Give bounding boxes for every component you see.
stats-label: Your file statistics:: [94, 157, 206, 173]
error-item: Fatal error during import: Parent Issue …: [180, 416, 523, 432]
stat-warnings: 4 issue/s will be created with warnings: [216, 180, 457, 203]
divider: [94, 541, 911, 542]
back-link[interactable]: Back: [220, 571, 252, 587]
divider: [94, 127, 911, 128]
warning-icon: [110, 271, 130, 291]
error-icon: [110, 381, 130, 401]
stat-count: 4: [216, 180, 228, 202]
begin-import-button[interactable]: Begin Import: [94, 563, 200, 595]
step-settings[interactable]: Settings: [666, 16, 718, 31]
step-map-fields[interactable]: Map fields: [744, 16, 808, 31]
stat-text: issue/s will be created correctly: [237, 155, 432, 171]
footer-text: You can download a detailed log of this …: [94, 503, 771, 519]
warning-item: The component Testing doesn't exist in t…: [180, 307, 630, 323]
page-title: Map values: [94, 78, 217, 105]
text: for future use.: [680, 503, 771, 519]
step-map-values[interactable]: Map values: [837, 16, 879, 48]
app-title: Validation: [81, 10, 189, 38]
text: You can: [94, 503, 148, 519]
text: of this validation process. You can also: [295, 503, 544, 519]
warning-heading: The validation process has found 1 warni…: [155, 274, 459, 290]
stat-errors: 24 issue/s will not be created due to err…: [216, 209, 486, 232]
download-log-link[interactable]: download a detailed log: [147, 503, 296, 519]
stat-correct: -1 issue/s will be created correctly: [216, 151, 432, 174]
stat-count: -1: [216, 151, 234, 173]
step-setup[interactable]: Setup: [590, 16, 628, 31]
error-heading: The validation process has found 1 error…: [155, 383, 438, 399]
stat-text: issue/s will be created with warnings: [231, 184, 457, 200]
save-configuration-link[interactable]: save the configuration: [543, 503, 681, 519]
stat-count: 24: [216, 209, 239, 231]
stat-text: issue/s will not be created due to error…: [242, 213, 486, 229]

**REQUIREMENT:**
Copy out, word for word, the lines of the entries above, from the very first line up to and including the line with "back-link[interactable]: Back: [220, 571, 252, 587]".

**SOLUTION TO THIS EXERCISE:**
Give bounding boxes for every component you see.
stats-label: Your file statistics:: [94, 157, 206, 173]
error-item: Fatal error during import: Parent Issue …: [180, 416, 523, 432]
stat-warnings: 4 issue/s will be created with warnings: [216, 180, 457, 203]
divider: [94, 541, 911, 542]
back-link[interactable]: Back: [220, 571, 252, 587]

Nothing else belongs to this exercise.